(Dataset excerpt)
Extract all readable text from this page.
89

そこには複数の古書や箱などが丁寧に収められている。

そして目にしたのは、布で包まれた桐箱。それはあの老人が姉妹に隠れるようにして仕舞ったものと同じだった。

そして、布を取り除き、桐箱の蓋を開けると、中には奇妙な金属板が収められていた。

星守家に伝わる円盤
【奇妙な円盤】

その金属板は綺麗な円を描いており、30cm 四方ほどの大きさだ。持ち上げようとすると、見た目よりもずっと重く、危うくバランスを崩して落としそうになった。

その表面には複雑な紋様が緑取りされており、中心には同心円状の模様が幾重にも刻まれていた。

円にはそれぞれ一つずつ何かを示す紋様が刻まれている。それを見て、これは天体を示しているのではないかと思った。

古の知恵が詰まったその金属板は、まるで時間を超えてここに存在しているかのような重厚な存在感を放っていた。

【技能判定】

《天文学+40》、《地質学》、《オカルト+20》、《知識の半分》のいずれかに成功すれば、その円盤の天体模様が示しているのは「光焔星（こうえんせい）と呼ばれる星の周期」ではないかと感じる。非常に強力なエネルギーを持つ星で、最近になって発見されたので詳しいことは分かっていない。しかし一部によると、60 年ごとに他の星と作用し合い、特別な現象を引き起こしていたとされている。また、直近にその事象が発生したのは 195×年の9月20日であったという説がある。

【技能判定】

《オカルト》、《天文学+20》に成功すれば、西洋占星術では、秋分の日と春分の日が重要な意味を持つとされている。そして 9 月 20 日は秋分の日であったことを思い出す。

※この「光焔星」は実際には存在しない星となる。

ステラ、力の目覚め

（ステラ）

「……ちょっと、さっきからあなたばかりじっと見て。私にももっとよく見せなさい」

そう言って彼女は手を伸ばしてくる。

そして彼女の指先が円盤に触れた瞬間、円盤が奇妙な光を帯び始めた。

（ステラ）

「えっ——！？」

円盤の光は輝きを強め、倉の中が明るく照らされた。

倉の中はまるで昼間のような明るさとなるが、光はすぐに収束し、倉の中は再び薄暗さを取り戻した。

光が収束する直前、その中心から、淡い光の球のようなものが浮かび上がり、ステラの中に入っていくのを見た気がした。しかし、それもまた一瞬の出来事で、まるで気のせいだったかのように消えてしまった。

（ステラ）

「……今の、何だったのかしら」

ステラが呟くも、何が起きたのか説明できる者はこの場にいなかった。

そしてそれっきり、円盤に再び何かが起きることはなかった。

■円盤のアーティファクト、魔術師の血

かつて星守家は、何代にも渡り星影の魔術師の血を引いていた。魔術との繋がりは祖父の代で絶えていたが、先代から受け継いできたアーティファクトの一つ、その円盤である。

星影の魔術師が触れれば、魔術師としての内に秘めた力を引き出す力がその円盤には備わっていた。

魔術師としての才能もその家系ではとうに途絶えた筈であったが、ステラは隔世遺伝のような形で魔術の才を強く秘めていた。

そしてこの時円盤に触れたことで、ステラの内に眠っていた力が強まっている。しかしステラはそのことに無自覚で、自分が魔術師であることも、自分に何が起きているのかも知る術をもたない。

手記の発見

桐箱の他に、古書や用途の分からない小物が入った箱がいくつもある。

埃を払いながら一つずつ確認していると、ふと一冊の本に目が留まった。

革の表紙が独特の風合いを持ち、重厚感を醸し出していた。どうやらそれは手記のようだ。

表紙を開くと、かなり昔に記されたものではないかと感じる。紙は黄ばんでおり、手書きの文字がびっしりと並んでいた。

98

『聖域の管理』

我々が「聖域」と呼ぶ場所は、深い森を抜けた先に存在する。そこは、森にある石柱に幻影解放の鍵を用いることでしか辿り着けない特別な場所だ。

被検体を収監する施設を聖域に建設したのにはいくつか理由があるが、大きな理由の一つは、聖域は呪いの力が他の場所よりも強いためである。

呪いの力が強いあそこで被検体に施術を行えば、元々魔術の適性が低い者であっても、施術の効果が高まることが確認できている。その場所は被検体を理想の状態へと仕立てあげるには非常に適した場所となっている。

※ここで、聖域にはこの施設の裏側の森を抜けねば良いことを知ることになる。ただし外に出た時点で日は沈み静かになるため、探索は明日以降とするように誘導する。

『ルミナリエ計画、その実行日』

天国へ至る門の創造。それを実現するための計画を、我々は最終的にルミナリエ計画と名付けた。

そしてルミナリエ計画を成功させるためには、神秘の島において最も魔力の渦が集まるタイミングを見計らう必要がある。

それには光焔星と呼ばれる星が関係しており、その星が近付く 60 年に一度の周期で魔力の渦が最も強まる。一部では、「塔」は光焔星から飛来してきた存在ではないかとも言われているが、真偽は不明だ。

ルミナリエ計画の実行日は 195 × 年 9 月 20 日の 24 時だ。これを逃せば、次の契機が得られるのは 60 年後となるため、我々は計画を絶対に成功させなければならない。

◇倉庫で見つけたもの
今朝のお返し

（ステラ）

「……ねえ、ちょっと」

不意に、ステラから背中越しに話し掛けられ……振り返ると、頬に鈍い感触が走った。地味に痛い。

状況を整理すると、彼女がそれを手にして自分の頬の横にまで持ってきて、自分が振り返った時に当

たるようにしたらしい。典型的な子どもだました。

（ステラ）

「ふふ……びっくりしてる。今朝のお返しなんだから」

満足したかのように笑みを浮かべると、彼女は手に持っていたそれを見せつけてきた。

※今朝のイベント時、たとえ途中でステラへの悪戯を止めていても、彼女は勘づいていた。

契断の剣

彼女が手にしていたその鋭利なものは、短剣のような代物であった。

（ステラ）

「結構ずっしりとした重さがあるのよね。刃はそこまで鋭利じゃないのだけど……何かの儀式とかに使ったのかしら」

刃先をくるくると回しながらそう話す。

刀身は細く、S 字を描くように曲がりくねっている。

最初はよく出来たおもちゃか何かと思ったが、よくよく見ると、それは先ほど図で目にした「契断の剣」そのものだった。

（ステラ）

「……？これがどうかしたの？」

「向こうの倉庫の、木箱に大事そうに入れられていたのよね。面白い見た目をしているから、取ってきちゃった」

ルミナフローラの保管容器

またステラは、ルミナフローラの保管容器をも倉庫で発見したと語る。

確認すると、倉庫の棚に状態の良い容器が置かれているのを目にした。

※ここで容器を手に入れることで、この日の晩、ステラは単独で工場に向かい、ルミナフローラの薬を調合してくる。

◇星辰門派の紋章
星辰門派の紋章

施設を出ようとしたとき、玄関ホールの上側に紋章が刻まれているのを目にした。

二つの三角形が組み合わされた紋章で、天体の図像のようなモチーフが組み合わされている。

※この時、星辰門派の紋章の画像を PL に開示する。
==
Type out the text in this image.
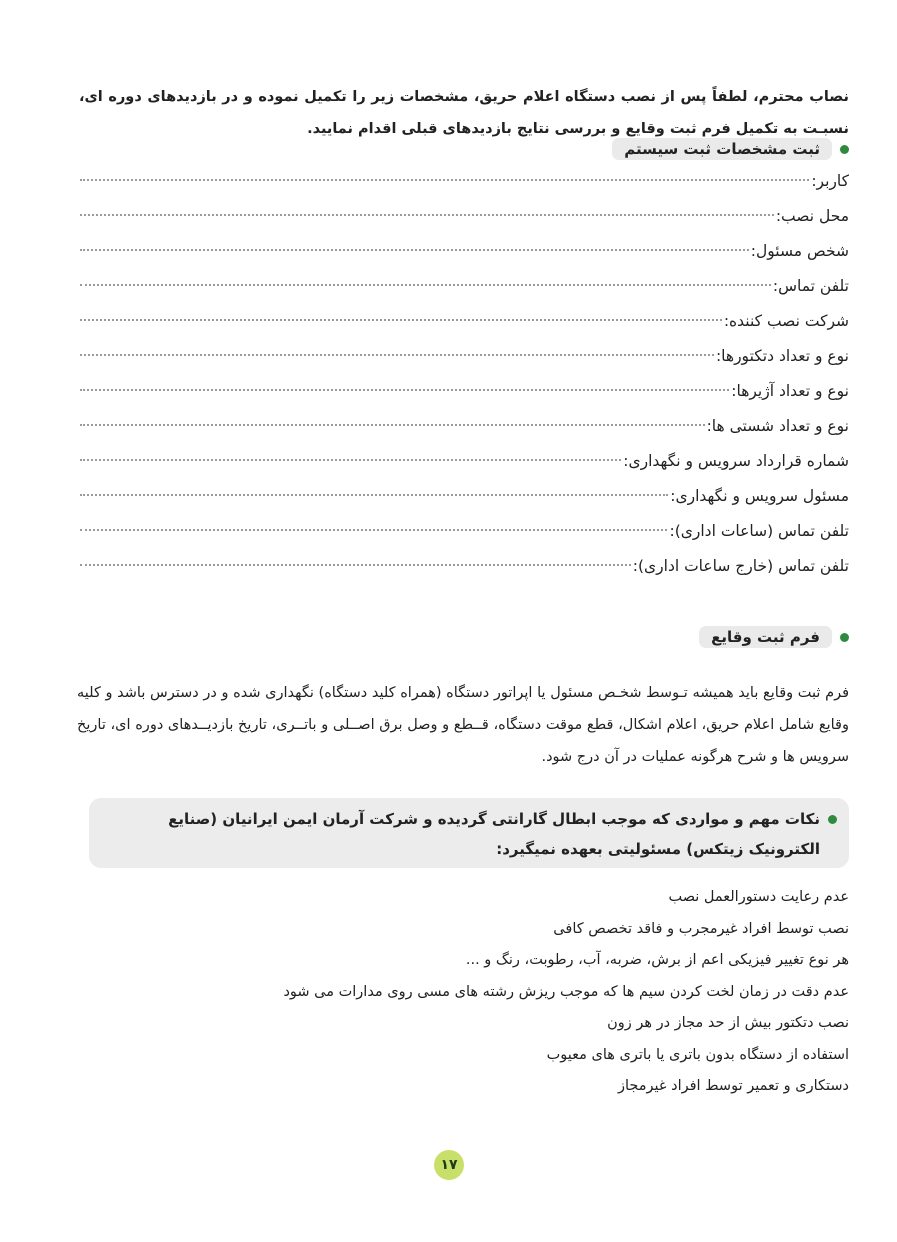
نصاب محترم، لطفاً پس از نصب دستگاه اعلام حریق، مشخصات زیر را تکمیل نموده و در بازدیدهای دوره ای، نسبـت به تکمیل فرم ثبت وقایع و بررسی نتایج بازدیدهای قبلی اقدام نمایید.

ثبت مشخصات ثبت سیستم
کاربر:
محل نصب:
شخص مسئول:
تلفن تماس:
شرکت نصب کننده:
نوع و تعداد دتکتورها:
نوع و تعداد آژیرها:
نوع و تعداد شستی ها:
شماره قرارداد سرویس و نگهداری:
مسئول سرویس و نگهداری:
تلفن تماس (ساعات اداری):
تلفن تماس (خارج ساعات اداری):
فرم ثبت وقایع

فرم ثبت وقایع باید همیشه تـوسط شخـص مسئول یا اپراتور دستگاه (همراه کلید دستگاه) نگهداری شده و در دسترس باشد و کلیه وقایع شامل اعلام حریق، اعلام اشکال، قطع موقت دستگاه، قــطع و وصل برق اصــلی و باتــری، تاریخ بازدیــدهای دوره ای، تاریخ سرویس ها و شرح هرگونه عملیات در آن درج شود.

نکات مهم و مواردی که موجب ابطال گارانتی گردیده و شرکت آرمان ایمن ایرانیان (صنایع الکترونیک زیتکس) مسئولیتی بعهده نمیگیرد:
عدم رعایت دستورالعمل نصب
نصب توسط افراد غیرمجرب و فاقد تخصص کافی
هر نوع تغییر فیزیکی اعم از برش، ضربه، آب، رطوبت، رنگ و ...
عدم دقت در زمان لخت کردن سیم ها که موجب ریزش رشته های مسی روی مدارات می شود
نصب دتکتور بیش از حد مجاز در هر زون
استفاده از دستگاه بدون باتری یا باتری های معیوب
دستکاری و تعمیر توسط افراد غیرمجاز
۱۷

## AIM
Pull every line containing the word "オカルト" out of the entries above.

## SOLUTION FOR THIS TASK
《天文学+40》、《地質学》、《オカルト+20》、《知識の半分》のいずれかに成功すれば、その円盤の天体模様が示しているのは「光焔星（こうえんせい）と呼ばれる星の周期」ではないかと感じる。非常に強力なエネルギーを持つ星で、最近になって発見されたので詳しいことは分かっていない。しかし一部によると、60 年ごとに他の星と作用し合い、特別な現象を引き起こしていたとされている。また、直近にその事象が発生したのは 195×年の9月20日であったという説がある。
《オカルト》、《天文学+20》に成功すれば、西洋占星術では、秋分の日と春分の日が重要な意味を持つとされている。そして 9 月 20 日は秋分の日であったことを思い出す。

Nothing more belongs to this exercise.